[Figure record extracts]
* * * * * * *

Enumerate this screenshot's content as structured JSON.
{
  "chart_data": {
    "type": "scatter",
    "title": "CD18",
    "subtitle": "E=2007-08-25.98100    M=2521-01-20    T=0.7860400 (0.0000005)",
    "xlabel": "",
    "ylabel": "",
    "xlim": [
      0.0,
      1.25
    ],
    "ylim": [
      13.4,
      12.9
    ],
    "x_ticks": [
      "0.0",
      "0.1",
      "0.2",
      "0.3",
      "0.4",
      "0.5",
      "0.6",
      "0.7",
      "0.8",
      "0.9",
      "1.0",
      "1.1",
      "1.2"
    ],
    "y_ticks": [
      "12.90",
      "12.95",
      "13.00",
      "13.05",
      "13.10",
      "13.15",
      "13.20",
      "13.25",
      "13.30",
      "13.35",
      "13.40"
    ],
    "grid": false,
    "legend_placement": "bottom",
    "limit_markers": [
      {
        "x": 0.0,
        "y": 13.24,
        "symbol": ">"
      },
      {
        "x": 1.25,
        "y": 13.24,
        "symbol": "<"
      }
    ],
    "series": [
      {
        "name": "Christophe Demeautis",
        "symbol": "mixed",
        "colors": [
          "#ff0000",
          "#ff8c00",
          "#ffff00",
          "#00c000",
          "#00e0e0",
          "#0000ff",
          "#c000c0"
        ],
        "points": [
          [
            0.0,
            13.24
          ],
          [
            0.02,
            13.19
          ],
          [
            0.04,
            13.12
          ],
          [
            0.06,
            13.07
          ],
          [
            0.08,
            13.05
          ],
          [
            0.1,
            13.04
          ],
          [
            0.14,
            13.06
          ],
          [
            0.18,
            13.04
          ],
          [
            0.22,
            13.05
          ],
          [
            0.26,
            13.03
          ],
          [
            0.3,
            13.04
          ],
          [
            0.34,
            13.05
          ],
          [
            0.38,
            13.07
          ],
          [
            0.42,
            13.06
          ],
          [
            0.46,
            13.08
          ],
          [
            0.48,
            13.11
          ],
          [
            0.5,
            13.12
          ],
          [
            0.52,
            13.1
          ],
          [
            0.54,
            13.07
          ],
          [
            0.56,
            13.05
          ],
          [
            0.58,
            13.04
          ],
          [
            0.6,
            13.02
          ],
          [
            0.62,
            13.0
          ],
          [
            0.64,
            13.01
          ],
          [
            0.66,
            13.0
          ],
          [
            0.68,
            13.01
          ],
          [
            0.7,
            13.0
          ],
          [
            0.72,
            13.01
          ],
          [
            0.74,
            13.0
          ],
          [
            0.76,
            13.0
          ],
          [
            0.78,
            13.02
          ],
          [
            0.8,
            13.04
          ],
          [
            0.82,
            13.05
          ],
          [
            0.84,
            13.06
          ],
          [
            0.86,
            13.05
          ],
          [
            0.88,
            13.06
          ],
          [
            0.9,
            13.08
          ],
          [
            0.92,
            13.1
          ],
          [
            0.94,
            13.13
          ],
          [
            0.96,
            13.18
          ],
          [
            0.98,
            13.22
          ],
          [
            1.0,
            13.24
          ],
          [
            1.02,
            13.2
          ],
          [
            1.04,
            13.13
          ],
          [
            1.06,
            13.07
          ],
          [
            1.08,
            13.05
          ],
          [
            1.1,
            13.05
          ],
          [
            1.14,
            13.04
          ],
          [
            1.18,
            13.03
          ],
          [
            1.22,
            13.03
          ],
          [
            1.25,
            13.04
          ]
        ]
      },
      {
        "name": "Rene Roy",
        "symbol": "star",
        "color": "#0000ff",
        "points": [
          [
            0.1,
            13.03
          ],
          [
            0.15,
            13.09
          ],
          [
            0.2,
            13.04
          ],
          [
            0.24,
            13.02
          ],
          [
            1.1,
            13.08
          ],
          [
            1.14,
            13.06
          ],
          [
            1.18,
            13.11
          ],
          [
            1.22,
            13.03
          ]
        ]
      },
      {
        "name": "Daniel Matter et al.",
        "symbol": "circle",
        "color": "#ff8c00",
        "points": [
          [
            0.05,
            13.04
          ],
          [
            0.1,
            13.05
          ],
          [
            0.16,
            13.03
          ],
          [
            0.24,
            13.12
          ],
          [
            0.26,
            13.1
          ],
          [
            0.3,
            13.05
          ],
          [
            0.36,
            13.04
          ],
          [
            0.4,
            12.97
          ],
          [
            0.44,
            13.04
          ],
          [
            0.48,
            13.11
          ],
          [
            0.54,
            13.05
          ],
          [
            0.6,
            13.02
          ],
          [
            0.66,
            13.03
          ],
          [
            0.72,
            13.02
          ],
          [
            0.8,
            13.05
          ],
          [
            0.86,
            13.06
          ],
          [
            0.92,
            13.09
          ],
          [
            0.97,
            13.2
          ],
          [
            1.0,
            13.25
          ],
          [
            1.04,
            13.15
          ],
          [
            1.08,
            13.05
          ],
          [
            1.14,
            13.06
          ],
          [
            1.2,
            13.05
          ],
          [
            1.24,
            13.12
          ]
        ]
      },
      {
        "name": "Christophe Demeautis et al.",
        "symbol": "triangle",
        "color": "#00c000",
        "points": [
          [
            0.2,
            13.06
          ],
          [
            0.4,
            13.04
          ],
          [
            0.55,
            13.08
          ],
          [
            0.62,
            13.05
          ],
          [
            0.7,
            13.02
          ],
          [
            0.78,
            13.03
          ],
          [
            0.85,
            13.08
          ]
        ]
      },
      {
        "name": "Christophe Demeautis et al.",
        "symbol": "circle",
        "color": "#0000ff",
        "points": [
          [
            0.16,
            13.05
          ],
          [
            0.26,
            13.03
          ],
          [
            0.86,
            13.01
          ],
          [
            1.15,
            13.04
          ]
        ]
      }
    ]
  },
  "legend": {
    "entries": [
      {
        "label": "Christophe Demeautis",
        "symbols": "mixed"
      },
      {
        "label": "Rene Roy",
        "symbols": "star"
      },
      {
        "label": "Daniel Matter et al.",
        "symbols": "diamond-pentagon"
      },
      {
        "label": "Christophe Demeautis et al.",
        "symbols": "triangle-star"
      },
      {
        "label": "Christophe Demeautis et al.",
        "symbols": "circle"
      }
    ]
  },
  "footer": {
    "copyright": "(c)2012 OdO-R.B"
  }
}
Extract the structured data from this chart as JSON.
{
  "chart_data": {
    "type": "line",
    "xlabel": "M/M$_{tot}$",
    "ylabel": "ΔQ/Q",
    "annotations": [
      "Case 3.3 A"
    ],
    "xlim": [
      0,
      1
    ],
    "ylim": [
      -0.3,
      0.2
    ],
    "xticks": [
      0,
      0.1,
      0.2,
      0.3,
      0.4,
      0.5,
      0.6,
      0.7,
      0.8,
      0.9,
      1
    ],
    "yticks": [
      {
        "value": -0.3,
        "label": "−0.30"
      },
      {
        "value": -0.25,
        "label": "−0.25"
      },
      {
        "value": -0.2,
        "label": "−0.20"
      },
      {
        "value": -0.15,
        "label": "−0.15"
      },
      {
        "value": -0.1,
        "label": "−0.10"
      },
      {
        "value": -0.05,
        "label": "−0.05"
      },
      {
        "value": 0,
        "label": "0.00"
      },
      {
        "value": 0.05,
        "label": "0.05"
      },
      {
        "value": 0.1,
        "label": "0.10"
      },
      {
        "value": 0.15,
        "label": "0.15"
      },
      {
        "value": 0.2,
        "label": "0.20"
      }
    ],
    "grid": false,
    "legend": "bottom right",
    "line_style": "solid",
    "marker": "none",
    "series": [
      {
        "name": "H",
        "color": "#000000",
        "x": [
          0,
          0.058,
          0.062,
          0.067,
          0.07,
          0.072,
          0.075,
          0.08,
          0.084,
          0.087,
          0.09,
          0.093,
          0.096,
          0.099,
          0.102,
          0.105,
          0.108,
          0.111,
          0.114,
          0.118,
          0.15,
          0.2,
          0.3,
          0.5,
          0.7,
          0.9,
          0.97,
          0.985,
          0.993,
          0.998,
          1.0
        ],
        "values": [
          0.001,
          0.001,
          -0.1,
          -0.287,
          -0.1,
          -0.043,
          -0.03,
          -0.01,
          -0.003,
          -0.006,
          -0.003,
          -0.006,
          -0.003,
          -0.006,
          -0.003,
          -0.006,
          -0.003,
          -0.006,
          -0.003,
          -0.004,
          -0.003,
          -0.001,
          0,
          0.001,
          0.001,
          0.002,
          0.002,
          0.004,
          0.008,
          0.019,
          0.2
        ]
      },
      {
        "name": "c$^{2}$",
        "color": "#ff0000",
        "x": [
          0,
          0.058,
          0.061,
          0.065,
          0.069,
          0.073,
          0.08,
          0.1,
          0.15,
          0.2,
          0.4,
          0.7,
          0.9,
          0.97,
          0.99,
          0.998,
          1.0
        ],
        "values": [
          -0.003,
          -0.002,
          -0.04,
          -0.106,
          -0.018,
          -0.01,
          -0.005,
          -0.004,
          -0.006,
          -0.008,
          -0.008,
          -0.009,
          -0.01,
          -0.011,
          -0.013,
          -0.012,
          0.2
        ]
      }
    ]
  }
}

* * * * * * *

• Exercise details
Tally up the lines in the records containing the word "star", then give the count and nothing else.

• Exercise response
3